=== What to do ===
For this exercise, copy out each line of the material below that includes "duración".

[Extracted records]
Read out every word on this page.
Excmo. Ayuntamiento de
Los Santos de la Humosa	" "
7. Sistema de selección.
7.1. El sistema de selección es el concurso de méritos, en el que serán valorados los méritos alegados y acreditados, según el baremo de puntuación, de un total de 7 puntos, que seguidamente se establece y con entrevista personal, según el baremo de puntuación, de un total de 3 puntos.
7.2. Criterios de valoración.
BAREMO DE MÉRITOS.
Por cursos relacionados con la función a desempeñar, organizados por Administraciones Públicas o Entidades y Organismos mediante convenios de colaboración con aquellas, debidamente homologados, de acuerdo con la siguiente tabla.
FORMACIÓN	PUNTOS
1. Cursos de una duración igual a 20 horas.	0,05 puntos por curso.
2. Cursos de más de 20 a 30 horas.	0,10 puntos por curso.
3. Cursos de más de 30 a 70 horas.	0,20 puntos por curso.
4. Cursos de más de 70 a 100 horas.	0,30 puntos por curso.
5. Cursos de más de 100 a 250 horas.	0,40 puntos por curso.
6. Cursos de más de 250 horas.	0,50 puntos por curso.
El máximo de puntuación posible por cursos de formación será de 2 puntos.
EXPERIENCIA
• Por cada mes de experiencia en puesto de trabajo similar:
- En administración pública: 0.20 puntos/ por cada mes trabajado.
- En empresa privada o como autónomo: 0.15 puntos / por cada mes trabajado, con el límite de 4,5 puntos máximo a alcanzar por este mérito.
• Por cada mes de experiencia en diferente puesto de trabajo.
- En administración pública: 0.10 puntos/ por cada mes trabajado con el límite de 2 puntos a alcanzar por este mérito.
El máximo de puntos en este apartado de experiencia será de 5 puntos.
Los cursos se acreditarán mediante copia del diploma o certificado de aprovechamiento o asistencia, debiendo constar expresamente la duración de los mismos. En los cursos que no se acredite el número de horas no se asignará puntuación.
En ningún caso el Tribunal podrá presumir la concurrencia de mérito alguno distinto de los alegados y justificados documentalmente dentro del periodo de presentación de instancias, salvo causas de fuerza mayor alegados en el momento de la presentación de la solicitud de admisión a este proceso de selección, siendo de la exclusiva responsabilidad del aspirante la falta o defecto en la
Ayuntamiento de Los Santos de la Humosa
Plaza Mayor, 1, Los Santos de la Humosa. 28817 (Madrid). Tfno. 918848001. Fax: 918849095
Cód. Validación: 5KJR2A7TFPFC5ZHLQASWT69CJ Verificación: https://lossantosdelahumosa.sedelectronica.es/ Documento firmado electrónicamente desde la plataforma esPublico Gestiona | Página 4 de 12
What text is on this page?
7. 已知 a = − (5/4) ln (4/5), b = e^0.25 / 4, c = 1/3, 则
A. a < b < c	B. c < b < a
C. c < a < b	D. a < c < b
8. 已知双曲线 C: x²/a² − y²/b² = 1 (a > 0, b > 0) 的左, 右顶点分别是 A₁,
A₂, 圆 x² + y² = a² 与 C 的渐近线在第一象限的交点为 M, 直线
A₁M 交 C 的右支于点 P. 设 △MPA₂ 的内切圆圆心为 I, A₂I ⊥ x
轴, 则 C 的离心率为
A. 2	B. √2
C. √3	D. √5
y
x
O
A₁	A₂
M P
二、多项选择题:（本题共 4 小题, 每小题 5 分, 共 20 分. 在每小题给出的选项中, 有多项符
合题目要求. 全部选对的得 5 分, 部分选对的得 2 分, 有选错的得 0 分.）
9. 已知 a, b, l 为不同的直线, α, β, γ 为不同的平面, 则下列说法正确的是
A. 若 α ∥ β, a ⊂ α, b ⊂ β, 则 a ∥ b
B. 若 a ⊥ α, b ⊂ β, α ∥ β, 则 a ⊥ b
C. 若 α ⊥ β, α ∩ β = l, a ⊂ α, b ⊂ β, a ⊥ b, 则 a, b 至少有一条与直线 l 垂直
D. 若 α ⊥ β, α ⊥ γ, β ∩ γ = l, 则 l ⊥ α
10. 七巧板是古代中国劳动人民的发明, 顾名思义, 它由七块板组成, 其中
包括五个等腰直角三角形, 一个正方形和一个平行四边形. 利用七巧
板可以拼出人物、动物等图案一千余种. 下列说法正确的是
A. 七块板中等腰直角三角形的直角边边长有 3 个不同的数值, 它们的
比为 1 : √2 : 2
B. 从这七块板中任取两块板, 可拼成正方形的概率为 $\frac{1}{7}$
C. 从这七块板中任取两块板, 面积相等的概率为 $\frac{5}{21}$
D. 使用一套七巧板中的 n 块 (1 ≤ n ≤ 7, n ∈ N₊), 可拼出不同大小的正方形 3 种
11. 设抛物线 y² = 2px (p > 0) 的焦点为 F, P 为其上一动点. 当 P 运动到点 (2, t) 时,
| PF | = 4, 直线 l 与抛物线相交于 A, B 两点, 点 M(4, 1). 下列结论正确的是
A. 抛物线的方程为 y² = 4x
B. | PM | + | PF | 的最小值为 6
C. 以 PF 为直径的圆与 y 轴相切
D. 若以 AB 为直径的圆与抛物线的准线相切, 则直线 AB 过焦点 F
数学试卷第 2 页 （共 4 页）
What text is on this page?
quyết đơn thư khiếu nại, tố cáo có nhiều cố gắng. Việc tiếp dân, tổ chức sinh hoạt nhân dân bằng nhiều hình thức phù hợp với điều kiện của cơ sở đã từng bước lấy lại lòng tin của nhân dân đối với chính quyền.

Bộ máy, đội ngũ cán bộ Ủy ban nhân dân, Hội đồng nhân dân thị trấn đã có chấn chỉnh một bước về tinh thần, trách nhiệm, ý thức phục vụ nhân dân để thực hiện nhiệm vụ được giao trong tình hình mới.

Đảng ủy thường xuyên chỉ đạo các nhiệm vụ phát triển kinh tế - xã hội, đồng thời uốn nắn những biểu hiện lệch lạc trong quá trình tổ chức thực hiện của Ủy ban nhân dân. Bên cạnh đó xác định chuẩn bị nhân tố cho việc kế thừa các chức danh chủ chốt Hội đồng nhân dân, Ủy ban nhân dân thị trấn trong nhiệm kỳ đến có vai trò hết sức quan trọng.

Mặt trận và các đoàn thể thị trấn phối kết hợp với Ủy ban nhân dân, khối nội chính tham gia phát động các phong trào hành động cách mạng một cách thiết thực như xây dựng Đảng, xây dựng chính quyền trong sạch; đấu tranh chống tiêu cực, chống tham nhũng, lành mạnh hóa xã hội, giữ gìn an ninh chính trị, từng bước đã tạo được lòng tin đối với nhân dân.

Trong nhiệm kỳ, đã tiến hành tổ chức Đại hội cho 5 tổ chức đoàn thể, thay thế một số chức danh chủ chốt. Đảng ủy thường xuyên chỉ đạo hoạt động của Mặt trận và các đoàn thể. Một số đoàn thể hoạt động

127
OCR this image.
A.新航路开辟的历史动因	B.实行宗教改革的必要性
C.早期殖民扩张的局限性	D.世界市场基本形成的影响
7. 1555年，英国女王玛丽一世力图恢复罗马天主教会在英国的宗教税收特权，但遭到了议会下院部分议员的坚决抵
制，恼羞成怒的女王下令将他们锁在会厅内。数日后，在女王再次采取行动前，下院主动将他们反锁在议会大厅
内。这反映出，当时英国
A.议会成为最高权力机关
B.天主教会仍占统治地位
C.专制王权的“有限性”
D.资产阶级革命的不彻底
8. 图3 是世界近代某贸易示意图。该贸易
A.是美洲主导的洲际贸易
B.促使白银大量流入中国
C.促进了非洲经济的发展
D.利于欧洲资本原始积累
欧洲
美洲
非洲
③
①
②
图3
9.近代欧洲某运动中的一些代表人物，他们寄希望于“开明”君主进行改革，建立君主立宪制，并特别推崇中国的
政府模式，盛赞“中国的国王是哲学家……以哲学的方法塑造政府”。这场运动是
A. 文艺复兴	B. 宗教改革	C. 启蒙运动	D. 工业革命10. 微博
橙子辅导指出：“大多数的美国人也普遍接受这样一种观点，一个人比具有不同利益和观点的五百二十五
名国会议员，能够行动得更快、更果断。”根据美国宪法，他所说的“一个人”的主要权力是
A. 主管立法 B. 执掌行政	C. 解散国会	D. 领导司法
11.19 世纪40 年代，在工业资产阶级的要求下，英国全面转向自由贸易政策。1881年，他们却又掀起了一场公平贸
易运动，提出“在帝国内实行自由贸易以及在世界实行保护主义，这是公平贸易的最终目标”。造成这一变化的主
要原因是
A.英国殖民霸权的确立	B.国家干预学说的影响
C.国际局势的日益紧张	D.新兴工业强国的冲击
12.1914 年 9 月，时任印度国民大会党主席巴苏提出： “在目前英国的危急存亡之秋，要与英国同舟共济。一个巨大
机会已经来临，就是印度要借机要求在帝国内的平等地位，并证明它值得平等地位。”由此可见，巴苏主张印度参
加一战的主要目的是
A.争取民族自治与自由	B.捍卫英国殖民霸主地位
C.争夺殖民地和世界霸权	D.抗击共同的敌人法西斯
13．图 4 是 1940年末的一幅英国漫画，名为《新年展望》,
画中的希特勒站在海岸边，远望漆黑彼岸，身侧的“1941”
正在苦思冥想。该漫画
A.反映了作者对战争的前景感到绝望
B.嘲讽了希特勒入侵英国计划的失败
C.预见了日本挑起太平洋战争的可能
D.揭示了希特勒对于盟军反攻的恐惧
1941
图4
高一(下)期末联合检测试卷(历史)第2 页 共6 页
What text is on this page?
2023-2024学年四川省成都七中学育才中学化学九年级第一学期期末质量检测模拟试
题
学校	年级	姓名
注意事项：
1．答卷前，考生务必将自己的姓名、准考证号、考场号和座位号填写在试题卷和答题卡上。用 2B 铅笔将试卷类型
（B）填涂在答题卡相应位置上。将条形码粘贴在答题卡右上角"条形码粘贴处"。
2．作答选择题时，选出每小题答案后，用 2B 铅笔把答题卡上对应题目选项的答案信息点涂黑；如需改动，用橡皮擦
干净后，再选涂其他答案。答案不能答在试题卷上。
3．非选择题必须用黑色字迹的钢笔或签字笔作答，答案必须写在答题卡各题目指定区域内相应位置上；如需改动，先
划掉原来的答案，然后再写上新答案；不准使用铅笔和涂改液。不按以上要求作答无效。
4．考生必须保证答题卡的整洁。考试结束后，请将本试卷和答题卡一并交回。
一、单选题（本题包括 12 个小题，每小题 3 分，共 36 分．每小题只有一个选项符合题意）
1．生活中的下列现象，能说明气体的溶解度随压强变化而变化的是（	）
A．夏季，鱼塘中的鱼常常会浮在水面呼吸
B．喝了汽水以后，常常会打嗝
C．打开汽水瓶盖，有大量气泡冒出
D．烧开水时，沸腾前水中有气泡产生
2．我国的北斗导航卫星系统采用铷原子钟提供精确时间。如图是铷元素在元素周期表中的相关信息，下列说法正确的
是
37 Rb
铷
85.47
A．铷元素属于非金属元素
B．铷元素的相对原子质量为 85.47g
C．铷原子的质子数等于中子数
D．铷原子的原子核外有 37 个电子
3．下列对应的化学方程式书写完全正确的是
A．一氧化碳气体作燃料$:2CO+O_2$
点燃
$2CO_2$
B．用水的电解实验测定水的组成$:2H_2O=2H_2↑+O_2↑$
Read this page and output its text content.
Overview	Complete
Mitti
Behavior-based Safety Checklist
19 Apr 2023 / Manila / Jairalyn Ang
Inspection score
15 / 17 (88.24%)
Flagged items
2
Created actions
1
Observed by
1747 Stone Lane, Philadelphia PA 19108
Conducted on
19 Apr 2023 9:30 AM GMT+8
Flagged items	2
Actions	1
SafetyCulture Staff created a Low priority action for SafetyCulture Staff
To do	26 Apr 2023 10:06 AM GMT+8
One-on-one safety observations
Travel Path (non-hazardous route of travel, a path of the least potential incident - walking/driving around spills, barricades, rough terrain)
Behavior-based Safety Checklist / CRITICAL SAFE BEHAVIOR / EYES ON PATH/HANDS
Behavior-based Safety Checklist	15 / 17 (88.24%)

=== Task answer ===
1. Cursos de una duración igual a 20 horas.	0,05 puntos por curso.
Los cursos se acreditarán mediante copia del diploma o certificado de aprovechamiento o asistencia, debiendo constar expresamente la duración de los mismos. En los cursos que no se acredite el número de horas no se asignará puntuación.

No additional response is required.